======== Information given ========

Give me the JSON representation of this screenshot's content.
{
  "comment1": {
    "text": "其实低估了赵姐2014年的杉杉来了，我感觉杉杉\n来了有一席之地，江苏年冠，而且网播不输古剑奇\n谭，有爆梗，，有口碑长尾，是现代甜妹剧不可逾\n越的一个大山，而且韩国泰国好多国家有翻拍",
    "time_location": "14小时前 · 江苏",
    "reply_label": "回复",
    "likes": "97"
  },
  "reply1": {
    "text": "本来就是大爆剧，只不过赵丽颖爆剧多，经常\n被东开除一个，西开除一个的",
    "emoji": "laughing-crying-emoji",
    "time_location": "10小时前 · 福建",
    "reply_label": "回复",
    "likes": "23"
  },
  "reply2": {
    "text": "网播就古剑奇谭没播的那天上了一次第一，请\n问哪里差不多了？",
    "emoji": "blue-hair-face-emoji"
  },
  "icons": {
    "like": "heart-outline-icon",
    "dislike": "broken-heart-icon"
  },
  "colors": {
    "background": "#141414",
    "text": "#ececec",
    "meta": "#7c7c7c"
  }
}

========
======== Information given ========

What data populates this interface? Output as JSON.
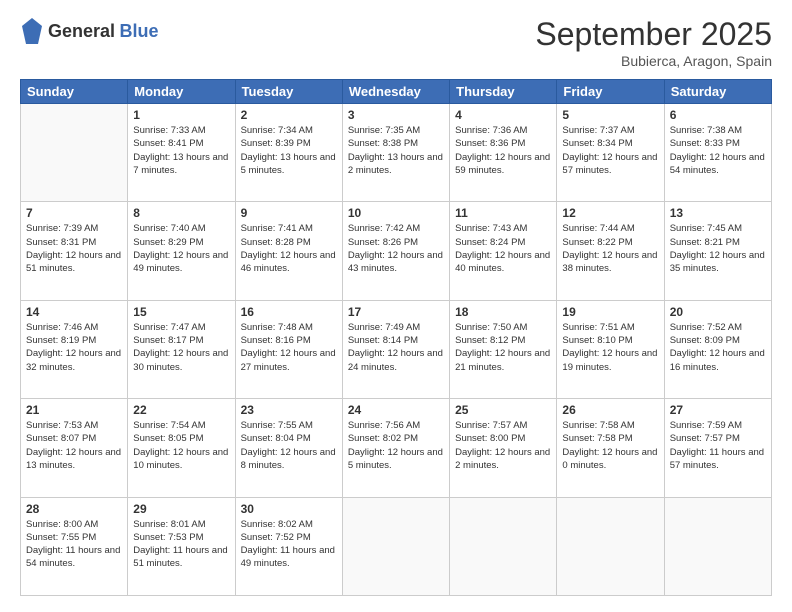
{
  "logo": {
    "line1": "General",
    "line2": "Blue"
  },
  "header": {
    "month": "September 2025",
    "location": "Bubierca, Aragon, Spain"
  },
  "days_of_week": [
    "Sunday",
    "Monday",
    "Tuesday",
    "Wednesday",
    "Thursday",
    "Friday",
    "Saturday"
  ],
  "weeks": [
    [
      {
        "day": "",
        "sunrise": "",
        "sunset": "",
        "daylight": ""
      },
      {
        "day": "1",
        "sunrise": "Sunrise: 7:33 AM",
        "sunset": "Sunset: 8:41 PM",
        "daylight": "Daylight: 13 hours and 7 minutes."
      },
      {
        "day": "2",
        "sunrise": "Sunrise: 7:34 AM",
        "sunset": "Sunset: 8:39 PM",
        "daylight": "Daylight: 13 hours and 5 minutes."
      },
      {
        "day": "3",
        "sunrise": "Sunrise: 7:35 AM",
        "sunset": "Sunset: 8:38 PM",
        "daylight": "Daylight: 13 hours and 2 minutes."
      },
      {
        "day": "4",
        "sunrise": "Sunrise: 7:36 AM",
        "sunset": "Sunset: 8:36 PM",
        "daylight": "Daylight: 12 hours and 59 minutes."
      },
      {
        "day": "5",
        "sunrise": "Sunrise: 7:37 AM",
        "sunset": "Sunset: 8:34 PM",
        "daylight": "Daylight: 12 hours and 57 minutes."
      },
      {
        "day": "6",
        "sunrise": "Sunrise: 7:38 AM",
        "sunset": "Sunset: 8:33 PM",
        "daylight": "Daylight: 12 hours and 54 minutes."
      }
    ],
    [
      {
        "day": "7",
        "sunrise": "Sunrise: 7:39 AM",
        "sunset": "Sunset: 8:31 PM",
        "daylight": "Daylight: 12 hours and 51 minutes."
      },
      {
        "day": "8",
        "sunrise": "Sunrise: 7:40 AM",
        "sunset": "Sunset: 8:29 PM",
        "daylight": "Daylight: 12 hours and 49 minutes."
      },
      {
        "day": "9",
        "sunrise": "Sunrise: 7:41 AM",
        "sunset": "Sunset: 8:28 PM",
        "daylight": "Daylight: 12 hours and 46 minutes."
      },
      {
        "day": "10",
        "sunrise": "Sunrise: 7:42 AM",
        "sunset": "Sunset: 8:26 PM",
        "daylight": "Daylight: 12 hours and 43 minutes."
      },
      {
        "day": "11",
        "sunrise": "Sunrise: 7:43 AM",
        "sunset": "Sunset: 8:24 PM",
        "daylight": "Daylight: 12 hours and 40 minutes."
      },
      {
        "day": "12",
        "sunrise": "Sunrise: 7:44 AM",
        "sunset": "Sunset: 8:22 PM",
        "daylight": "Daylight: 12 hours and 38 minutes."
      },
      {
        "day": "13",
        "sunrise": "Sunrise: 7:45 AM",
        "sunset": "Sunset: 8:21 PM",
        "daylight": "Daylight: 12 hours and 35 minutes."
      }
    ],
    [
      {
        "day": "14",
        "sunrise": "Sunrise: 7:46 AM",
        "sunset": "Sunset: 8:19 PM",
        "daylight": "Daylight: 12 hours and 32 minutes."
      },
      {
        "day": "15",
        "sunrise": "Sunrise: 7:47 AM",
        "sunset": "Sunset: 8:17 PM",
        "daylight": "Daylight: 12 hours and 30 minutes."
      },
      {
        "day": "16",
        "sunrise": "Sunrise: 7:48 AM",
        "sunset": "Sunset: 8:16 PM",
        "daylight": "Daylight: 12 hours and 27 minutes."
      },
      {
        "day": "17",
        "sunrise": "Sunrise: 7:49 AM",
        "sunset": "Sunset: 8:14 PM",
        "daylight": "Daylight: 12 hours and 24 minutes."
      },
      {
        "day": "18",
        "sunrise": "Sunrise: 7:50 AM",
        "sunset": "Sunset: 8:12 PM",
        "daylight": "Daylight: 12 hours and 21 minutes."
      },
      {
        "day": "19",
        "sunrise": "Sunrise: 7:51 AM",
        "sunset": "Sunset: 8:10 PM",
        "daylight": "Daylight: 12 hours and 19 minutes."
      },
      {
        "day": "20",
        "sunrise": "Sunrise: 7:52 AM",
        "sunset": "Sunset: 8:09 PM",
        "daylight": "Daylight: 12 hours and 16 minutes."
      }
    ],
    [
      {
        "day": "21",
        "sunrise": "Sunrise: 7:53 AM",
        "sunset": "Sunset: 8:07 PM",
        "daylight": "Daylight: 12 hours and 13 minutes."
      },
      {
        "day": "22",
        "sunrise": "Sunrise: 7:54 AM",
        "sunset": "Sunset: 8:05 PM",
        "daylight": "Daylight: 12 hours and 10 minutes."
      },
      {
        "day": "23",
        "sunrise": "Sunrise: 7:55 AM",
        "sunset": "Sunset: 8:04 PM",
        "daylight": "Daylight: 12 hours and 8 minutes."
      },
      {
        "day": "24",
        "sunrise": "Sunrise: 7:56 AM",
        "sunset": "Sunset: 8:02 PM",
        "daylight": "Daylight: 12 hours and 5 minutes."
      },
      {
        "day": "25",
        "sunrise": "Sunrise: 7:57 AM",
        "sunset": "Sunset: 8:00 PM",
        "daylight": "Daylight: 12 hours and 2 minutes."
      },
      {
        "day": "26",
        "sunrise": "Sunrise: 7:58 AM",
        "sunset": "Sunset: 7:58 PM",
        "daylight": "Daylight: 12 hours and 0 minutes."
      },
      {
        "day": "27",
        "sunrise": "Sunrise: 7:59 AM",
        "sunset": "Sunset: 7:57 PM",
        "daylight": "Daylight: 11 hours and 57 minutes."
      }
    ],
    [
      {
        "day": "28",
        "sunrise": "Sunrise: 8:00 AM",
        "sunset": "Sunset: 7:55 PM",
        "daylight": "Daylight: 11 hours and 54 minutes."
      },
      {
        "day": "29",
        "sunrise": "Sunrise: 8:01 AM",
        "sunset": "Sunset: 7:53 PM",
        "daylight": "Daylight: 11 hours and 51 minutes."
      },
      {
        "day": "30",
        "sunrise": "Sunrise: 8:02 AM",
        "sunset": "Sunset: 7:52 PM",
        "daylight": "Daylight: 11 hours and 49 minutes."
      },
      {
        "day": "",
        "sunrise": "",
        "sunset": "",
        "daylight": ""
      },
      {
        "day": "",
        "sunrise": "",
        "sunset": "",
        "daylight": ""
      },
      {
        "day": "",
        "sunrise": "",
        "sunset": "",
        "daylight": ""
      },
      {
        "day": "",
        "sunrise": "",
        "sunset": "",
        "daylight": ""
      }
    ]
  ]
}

========

(Written instruction)
Find each line with the string "emoji" and copy it out.

(Output for this task)
    "emoji": "laughing-crying-emoji",
    "emoji": "blue-hair-face-emoji"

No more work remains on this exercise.